▸ GIVEN RECORDS:
◆ ◆ ◆ ◆

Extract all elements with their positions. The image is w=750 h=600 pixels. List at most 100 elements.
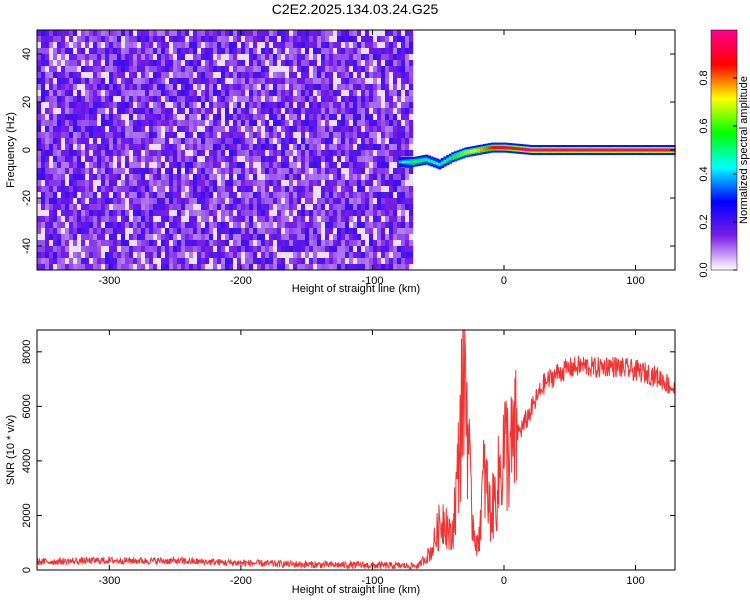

◆ ◆ ◆ ◆

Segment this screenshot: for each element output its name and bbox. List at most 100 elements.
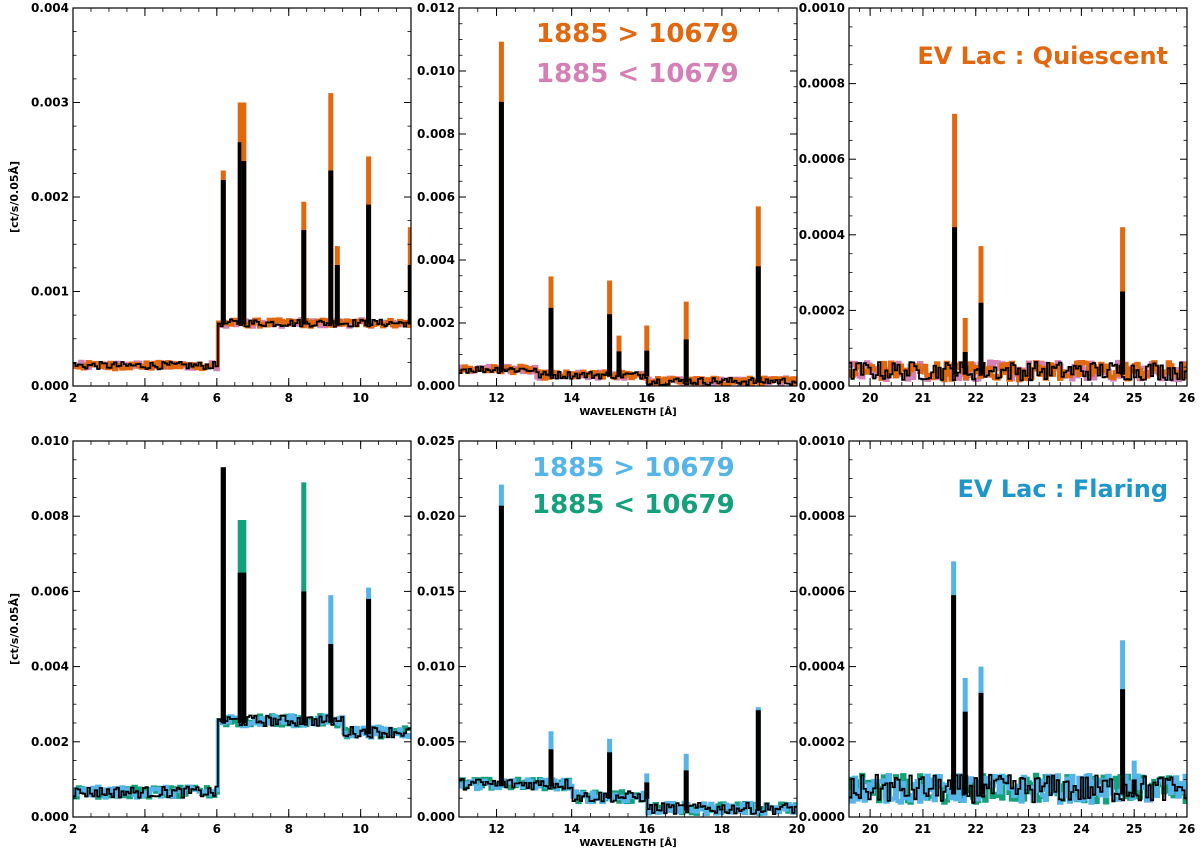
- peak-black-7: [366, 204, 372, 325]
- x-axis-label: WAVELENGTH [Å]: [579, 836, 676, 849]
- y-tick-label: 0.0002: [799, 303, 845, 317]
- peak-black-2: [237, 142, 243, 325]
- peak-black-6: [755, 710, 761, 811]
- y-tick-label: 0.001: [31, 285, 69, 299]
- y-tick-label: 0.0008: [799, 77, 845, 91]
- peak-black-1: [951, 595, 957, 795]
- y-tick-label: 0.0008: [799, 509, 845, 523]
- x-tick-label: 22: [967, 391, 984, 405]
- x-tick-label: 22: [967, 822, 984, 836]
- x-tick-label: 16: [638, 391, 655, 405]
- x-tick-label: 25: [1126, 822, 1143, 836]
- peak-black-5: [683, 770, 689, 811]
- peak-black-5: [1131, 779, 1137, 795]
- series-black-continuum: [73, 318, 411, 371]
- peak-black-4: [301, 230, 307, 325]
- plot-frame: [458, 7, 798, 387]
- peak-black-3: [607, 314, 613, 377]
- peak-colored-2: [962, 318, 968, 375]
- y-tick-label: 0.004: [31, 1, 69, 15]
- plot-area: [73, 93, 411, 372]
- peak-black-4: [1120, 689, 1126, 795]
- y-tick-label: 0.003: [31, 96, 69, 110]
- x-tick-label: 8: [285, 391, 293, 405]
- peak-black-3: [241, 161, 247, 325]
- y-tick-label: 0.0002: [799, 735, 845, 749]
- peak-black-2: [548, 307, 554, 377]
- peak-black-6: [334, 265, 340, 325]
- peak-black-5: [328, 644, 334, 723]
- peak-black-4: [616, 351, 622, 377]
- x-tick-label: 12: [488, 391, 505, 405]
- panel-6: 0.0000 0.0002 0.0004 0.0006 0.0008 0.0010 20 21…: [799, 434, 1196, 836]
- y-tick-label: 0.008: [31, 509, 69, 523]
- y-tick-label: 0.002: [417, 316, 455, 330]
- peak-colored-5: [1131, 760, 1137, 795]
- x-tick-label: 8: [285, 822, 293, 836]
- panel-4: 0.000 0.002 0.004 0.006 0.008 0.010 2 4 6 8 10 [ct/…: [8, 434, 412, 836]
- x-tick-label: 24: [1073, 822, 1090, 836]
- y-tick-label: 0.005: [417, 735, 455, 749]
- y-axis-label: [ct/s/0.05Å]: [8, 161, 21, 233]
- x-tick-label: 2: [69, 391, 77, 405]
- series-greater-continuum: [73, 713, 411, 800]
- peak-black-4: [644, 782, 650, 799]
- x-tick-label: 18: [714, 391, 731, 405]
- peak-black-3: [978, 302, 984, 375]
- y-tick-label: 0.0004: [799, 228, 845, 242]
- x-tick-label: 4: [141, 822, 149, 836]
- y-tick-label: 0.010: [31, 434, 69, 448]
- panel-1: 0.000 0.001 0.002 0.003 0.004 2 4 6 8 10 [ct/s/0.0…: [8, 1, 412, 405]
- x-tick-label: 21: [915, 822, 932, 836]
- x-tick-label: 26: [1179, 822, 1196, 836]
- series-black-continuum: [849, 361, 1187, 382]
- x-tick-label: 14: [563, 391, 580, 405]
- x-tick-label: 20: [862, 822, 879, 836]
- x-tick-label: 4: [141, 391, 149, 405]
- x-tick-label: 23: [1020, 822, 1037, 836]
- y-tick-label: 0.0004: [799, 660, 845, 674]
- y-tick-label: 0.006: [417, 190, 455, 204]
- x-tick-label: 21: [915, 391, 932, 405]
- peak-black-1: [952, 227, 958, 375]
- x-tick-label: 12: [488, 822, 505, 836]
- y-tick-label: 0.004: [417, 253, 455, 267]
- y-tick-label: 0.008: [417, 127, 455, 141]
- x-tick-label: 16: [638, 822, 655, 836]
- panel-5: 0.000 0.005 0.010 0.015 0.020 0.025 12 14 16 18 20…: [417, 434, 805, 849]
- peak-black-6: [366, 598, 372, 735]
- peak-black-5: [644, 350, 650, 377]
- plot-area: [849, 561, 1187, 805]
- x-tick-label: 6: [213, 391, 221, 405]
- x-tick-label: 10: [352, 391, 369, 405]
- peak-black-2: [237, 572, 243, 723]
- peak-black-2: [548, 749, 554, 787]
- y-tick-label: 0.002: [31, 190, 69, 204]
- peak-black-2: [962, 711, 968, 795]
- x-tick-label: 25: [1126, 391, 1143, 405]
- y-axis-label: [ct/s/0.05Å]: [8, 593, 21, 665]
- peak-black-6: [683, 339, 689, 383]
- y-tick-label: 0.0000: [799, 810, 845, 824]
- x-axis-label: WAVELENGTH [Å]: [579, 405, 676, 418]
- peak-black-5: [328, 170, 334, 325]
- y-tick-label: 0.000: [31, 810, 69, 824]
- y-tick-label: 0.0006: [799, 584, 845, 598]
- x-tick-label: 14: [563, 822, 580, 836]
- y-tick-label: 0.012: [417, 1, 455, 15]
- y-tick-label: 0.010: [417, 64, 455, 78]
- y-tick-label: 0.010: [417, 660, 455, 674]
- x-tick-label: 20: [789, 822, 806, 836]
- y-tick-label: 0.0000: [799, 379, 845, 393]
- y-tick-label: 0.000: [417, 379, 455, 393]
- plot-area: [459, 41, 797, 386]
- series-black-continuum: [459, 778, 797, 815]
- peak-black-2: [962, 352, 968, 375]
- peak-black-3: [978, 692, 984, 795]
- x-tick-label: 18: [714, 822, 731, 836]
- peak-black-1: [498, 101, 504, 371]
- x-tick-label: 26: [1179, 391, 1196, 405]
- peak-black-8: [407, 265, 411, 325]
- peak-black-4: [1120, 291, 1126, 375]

◆ ◆ ◆ ◆

▸ GOAL:
Copy the records word for word, starting at the line that contains "Segment this screenshot: for" and ending at the line that contains "- peak-black-2: [237, 142, 243, 325]", with both of those lines included. Leave the pictures out.

▸ ANSWER TO THE EXERCISE:
Segment this screenshot: for each element output its name and bbox. List at most 100 elements.
- peak-black-7: [366, 204, 372, 325]
- x-axis-label: WAVELENGTH [Å]: [579, 836, 676, 849]
- y-tick-label: 0.0002: [799, 303, 845, 317]
- peak-black-2: [237, 142, 243, 325]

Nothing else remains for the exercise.